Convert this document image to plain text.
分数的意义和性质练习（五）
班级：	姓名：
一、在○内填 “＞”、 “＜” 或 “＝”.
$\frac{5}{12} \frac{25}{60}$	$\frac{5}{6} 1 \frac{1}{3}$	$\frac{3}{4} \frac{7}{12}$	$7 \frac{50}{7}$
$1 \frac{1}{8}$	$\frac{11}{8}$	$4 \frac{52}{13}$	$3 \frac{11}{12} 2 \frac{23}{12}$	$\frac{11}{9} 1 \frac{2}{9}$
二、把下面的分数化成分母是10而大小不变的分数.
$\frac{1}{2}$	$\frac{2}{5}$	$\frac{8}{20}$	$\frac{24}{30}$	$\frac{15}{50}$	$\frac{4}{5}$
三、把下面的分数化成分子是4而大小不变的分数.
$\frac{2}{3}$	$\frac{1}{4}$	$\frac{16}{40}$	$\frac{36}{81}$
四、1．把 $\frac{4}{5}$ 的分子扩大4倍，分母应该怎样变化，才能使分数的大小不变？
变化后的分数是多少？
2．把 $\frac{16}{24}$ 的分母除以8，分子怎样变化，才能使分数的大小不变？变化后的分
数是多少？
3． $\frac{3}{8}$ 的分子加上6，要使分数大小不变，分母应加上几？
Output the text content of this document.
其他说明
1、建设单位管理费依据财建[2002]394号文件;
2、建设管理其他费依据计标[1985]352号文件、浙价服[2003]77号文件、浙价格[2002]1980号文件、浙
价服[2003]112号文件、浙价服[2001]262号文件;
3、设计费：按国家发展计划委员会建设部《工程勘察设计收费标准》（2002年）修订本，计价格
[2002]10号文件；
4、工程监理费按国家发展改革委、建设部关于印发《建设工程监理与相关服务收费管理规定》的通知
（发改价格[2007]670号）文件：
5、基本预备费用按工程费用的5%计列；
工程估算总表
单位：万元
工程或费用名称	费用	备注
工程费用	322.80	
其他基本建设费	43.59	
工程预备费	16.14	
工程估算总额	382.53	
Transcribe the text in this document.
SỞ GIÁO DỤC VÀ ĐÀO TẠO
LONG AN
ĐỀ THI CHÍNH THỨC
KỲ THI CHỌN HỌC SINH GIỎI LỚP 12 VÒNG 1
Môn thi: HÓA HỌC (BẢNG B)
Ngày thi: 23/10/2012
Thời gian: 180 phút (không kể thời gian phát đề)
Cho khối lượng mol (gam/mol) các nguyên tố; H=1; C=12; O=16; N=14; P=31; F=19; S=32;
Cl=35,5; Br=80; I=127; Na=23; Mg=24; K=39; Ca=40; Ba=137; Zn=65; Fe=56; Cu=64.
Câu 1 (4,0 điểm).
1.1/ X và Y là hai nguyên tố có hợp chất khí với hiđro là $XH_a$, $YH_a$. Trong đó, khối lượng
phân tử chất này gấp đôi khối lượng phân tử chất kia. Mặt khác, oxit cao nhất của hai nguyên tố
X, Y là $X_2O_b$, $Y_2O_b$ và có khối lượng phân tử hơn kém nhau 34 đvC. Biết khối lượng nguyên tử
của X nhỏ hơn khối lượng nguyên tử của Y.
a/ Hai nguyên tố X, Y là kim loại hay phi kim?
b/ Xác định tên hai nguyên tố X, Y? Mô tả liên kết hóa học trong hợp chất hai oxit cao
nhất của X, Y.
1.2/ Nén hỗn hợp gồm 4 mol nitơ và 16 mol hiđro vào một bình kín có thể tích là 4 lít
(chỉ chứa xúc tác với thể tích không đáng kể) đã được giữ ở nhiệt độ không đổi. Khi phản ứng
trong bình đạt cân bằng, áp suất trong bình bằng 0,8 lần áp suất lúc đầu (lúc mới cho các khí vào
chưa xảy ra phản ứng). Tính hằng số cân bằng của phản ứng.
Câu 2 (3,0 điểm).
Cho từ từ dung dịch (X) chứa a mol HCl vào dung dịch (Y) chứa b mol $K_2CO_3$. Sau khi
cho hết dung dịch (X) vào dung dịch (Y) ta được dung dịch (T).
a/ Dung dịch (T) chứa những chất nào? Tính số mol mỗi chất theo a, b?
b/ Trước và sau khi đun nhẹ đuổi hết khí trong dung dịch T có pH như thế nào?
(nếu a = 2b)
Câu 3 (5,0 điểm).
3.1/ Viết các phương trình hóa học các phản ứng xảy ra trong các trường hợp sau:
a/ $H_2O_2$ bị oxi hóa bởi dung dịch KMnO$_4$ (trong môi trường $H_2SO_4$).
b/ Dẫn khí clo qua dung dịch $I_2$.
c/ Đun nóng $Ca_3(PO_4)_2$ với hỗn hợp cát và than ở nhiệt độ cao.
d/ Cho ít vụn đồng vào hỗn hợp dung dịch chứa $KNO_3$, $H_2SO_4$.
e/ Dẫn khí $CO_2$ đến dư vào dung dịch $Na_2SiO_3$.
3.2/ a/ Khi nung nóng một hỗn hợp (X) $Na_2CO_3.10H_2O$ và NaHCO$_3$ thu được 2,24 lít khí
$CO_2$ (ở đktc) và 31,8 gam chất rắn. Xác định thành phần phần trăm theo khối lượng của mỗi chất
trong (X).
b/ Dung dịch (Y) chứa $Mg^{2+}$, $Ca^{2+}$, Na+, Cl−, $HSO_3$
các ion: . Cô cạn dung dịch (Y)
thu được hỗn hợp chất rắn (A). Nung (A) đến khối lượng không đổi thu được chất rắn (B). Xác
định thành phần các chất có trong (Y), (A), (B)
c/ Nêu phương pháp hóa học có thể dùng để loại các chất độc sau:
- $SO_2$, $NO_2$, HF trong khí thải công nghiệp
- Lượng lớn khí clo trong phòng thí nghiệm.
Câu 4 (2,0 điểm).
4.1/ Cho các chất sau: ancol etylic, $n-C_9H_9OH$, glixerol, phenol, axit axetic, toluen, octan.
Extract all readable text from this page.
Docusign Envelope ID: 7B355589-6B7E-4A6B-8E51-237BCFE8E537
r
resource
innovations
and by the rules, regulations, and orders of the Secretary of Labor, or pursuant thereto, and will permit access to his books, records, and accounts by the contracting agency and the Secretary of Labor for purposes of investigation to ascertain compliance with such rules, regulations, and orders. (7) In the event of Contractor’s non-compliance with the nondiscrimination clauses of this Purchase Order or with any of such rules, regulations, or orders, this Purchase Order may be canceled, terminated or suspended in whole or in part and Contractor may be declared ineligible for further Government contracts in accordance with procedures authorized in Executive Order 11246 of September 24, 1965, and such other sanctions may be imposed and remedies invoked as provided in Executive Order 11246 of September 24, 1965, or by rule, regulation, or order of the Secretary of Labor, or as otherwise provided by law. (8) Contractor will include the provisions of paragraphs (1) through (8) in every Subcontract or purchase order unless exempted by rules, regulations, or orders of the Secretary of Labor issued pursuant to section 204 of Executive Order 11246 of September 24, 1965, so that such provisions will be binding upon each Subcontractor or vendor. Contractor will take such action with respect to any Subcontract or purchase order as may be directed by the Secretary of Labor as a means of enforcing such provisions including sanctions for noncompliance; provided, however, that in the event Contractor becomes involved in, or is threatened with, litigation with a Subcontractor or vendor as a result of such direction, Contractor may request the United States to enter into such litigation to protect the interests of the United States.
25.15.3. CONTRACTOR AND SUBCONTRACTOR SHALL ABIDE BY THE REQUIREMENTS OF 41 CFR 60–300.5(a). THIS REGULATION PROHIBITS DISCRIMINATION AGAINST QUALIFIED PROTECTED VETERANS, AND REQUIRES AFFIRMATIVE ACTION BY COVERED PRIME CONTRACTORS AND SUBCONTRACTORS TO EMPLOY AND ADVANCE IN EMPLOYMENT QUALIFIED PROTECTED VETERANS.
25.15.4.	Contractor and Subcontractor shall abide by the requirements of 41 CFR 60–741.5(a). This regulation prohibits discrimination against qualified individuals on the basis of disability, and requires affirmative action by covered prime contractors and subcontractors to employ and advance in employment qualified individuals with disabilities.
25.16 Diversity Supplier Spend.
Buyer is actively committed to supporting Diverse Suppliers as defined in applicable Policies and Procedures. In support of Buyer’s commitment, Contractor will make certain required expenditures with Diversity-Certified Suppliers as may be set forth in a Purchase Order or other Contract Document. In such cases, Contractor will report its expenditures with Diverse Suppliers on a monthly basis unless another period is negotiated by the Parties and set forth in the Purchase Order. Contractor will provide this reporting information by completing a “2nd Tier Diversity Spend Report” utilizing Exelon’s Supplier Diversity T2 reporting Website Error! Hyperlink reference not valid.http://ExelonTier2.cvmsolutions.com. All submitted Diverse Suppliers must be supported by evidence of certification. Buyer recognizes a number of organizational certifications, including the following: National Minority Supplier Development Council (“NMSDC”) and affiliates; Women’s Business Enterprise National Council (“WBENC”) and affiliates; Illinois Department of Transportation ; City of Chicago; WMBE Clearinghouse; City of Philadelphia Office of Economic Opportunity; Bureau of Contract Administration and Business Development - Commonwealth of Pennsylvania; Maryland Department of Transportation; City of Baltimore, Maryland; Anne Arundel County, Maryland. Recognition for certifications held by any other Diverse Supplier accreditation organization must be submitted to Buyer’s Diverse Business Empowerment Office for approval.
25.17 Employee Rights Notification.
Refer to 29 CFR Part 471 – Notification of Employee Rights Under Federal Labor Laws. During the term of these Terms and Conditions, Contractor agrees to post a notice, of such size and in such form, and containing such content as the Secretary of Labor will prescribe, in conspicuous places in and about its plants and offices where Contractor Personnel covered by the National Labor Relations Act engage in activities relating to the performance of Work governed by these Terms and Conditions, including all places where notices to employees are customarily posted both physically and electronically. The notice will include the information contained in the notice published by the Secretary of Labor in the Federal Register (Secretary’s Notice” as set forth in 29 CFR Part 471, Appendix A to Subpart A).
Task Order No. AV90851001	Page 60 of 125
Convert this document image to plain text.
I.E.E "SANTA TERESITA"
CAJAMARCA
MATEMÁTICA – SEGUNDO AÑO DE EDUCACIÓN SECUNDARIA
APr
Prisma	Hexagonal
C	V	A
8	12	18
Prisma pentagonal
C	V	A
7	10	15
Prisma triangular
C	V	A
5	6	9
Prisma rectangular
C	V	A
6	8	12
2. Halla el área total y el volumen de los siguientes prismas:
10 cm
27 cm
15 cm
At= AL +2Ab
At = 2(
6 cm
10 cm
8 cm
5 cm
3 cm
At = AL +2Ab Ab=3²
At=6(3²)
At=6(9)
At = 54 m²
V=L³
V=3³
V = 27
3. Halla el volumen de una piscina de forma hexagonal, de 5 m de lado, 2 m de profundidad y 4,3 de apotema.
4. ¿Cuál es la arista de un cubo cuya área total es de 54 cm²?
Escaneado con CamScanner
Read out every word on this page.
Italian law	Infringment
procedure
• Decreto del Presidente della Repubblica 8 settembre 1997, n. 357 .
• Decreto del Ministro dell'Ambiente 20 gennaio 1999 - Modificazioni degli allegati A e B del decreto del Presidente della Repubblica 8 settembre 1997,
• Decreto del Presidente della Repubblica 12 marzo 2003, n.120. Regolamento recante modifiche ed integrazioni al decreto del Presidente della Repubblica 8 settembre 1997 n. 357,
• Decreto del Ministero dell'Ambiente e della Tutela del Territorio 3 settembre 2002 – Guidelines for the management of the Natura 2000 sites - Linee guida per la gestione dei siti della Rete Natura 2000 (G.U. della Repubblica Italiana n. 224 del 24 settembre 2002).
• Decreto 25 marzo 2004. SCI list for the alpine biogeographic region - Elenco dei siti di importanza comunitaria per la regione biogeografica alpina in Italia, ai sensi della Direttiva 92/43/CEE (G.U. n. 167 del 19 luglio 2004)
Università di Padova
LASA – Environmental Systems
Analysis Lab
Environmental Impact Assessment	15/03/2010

** To do **
Scan the entries above for the word "Decreto" and collect each line holding it.

** Output for this exercise **
• Decreto del Presidente della Repubblica 8 settembre 1997, n. 357 .
• Decreto del Ministro dell'Ambiente 20 gennaio 1999 - Modificazioni degli allegati A e B del decreto del Presidente della Repubblica 8 settembre 1997,
• Decreto del Presidente della Repubblica 12 marzo 2003, n.120. Regolamento recante modifiche ed integrazioni al decreto del Presidente della Repubblica 8 settembre 1997 n. 357,
• Decreto del Ministero dell'Ambiente e della Tutela del Territorio 3 settembre 2002 – Guidelines for the management of the Natura 2000 sites - Linee guida per la gestione dei siti della Rete Natura 2000 (G.U. della Repubblica Italiana n. 224 del 24 settembre 2002).
• Decreto 25 marzo 2004. SCI list for the alpine biogeographic region - Elenco dei siti di importanza comunitaria per la regione biogeografica alpina in Italia, ai sensi della Direttiva 92/43/CEE (G.U. n. 167 del 19 luglio 2004)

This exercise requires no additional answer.